[RC5] Use of FPU on Intel 486 and P5 processors

gindrup at okway.okstate.edu gindrup at okway.okstate.edu
Wed Jan 7 13:52:01 EST 1998

     page 47, Table 3.1, "shift/rot by 1" and "shift imm" (immediate 
     argument) are pairable if they are in the U-pipe.
        Unpairable Instructions (NP)
            1. Shift or rotate instructions with the shift count in the CL 
            2. Long arithmetic instructions, for example: MUL, DIV.
            3. Extended instructions, for example: RET, ENTER, PUSHA, MOVS, 
            4. Some floating-point instructions, for example: FSCALE, 
     FLDCW, FST.
            5. Inter-segment instructions, for example: PUSH, sreg, CALL 
        Pairable Instructions Issued to U or V Pipes (UV)
            1. Most 8/32 bit ALU operations, for example: ADD, INC, XOR.
            2. All 8/32 bit compare instructions, for example: CMP, TEST.

○ ○ ○ ○ ○ ○ ○

WRITTEN INSTRUCTION - Reproduce the part of the note on FPU use on Intel 486 and P5 processors that opens with "page 47, Table" and closes with "ADD, INC, XOR.", changing "Extended" to "Complex".

MATERIAL PROVIDED -
○ ○ ○ ○ ○ ○ ○

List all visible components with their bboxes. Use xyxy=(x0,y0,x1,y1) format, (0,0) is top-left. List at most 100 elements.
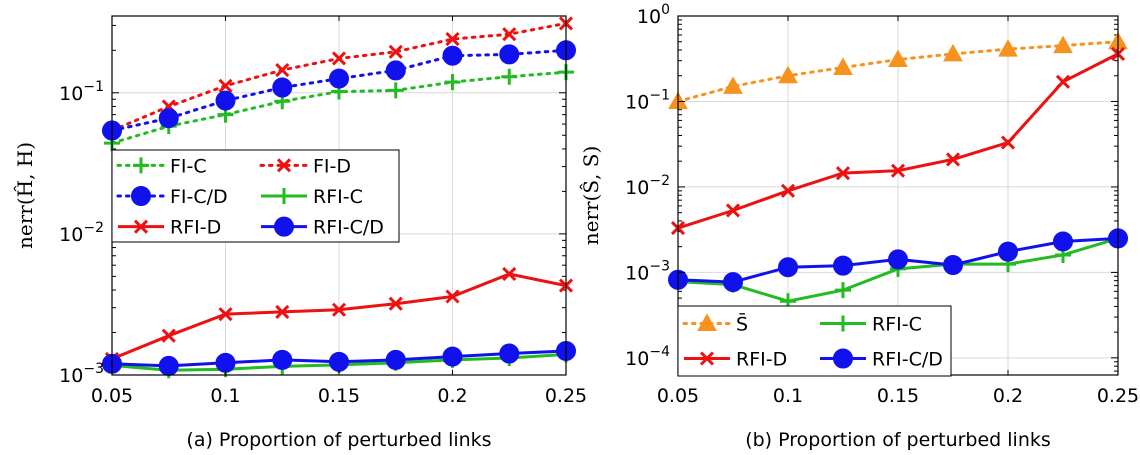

○ ○ ○ ○ ○ ○ ○

OUTPUT FOR THIS EXERCISE -
page 47, Table 3.1, "shift/rot by 1" and "shift imm" (immediate 
     argument) are pairable if they are in the U-pipe.
        Unpairable Instructions (NP)
            1. Shift or rotate instructions with the shift count in the CL 
            2. Long arithmetic instructions, for example: MUL, DIV.
            3. Complex instructions, for example: RET, ENTER, PUSHA, MOVS, 
            4. Some floating-point instructions, for example: FSCALE, 
     FLDCW, FST.
            5. Inter-segment instructions, for example: PUSH, sreg, CALL 
        Pairable Instructions Issued to U or V Pipes (UV)
            1. Most 8/32 bit ALU operations, for example: ADD, INC, XOR.